Search the entries for the word "body" and return every line where it is found.

Text content records for pages:

Content starts

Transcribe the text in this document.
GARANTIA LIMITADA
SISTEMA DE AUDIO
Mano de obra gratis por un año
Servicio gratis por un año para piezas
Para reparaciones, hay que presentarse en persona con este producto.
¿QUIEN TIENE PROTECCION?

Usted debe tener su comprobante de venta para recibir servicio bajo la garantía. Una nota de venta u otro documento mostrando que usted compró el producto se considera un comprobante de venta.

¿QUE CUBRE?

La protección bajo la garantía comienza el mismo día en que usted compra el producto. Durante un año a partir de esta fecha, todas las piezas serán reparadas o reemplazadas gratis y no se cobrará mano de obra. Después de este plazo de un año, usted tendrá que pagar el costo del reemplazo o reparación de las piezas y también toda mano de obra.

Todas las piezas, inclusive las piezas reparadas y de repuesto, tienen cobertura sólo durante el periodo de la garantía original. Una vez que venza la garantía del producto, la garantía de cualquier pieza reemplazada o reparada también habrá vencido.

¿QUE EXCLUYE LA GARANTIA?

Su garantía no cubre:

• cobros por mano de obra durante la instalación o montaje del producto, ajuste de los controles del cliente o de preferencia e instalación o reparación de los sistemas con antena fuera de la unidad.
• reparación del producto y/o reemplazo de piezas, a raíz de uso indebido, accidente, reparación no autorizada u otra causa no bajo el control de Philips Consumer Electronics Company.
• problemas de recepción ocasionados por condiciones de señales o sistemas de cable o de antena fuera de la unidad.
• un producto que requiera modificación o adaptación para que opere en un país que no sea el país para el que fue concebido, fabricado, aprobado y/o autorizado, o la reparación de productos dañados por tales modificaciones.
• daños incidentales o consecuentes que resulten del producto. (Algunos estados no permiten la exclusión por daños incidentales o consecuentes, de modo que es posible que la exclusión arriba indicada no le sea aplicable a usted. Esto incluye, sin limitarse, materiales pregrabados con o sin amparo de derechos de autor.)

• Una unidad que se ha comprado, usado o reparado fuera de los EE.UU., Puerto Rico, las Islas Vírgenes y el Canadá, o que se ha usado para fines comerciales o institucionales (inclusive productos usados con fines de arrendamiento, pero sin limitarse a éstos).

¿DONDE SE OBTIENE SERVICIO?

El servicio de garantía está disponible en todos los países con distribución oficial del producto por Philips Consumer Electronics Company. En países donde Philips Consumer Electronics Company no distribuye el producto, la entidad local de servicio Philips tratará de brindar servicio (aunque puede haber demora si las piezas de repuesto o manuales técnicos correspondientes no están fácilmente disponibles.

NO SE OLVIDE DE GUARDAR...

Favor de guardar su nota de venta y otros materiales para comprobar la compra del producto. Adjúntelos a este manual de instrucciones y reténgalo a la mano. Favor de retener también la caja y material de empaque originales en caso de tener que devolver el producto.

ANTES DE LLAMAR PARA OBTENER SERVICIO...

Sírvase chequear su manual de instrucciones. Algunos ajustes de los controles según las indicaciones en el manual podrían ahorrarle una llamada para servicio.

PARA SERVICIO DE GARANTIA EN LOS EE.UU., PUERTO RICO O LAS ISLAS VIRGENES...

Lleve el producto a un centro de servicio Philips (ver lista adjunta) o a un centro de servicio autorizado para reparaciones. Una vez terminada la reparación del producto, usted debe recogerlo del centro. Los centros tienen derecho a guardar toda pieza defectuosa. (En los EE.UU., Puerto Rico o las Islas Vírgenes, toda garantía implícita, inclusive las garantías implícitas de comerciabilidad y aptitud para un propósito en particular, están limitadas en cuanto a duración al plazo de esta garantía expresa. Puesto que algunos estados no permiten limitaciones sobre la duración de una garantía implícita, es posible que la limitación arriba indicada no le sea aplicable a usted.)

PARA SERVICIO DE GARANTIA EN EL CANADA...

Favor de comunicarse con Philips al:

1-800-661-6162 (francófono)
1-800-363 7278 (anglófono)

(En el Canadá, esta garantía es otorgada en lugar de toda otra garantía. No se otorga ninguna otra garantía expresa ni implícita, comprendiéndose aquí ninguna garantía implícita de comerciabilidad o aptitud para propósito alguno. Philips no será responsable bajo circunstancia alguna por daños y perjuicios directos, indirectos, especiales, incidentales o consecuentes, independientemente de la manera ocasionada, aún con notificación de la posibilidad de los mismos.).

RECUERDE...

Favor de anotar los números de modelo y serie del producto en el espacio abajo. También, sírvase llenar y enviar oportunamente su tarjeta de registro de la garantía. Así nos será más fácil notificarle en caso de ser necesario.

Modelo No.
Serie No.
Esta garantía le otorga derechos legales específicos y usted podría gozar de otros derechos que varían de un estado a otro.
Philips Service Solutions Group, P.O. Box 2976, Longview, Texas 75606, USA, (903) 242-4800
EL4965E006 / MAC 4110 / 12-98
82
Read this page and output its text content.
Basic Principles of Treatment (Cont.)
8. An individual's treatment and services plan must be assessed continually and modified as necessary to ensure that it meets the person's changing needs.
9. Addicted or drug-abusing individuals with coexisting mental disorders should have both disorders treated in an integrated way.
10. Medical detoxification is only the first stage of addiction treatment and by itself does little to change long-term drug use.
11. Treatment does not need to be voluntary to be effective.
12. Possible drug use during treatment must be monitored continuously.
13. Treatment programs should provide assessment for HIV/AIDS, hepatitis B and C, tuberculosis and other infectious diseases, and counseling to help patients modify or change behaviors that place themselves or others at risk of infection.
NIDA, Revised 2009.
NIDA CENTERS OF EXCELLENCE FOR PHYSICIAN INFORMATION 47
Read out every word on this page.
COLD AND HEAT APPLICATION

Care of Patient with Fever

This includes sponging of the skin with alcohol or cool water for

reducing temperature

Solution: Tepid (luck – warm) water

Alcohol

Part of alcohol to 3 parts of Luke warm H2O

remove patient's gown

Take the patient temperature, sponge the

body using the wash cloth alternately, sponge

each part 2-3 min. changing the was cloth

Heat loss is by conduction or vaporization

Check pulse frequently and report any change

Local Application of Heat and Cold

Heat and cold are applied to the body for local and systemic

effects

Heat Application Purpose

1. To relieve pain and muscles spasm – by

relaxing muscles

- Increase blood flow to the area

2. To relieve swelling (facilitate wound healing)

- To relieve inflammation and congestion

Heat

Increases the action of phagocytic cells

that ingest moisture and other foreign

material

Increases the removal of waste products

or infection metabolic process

Content ends

Finished exercise:
body using the wash cloth alternately, sponge
Heat and cold are applied to the body for local and systemic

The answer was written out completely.